THE TASK. Find the string "nMenu" in the data, then copy every line where it is found.

RAW RECORDS.
***

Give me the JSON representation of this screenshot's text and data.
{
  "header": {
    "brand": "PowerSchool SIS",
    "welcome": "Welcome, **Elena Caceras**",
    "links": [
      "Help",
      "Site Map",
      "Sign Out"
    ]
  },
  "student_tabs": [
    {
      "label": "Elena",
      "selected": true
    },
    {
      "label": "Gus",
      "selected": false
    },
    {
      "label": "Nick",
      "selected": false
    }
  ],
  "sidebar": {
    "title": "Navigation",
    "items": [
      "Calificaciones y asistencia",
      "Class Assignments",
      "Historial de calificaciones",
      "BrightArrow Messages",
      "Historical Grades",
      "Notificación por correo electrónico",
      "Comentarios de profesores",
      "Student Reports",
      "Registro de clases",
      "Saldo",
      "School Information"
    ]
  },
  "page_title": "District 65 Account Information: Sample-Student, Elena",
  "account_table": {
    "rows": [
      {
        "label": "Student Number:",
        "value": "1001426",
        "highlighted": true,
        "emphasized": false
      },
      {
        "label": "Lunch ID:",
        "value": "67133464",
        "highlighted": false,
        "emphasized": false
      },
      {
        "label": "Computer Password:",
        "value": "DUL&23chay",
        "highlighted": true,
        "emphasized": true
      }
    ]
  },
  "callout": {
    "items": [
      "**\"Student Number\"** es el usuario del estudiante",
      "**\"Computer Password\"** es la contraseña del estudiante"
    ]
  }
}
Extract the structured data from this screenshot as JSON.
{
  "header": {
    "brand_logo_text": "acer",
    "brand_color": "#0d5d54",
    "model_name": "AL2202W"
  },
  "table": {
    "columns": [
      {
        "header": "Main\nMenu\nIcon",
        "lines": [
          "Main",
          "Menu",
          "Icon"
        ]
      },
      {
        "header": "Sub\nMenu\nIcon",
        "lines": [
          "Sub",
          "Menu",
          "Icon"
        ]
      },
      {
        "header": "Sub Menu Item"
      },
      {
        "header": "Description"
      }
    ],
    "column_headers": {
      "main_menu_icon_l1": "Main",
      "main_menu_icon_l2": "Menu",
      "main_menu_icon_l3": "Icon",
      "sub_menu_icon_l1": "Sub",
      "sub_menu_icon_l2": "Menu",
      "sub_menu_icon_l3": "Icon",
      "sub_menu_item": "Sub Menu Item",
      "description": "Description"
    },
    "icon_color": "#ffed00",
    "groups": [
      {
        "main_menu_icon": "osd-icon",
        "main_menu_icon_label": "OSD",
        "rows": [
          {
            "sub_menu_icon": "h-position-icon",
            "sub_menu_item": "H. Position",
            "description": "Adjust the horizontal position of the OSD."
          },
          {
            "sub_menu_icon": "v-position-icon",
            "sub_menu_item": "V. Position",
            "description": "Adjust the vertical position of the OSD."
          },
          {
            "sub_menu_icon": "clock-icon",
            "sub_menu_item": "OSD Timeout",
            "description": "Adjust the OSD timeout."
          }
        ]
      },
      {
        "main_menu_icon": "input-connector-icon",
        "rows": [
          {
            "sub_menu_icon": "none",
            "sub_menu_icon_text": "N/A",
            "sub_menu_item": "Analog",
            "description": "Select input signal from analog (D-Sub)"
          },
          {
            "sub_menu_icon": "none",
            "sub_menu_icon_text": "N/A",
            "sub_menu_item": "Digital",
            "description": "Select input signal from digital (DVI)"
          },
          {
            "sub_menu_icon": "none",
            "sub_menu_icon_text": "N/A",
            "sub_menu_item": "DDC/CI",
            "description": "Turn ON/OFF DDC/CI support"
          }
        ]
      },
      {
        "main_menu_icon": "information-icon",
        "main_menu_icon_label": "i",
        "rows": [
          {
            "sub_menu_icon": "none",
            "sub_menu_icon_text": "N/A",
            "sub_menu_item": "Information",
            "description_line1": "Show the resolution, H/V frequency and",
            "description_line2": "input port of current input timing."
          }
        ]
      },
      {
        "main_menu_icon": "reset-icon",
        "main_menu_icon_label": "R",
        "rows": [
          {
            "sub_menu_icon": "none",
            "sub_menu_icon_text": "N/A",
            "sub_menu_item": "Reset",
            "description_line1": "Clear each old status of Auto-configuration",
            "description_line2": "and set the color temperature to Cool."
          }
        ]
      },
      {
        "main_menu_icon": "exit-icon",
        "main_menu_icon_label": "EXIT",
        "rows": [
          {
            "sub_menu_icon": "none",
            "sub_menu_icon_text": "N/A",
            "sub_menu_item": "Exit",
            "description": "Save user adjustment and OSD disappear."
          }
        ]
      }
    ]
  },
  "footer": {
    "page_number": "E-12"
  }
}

***

EXERCISE OUTPUT.
        "header": "Main\nMenu\nIcon",
        "header": "Sub\nMenu\nIcon",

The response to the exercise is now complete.